■ Exercise materials
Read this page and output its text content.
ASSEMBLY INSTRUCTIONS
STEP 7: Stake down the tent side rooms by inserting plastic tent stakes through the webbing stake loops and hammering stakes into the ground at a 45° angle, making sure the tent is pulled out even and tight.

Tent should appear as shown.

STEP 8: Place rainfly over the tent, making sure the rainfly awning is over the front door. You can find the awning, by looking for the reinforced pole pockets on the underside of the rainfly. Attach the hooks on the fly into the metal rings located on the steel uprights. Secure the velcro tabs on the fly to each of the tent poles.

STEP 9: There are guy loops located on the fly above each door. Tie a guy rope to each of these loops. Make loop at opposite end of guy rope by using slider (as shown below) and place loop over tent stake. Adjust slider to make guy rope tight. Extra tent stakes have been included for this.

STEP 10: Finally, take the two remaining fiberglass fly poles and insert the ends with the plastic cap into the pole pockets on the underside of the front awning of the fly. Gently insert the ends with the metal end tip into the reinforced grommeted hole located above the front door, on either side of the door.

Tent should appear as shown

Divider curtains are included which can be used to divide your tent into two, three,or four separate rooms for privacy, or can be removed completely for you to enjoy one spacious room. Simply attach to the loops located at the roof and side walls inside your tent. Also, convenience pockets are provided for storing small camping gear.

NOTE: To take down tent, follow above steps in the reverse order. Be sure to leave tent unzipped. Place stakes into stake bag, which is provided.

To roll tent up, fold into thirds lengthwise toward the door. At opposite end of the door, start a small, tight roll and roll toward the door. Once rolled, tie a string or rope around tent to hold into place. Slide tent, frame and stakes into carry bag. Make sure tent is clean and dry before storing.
--
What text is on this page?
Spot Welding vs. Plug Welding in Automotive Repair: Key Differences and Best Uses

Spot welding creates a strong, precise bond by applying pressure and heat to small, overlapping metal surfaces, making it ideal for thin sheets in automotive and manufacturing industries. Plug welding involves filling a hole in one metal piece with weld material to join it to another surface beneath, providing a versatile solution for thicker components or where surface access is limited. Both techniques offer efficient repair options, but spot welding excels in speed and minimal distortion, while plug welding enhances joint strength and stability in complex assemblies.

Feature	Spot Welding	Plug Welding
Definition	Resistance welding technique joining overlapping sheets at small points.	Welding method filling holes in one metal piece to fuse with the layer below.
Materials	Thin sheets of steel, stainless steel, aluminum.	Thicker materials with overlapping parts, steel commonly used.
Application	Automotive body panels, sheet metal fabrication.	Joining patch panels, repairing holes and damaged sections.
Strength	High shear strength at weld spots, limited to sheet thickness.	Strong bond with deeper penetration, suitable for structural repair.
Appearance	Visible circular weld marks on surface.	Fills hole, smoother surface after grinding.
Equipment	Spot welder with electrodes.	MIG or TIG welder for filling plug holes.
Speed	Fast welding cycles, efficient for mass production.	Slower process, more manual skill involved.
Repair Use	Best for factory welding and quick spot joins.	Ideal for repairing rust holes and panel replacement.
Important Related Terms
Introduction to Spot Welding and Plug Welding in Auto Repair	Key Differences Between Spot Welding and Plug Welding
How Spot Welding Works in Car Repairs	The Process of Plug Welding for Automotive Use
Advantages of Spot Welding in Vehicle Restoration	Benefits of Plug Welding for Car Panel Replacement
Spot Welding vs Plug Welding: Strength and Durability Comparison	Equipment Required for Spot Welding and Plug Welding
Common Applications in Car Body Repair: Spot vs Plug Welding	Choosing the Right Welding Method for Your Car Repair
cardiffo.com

■ What to work on
Extract every line above that contains the word "repairing".

■ Response for this exercise
Application	Automotive body panels, sheet metal fabrication.	Joining patch panels, repairing holes and damaged sections.
Repair Use	Best for factory welding and quick spot joins.	Ideal for repairing rust holes and panel replacement.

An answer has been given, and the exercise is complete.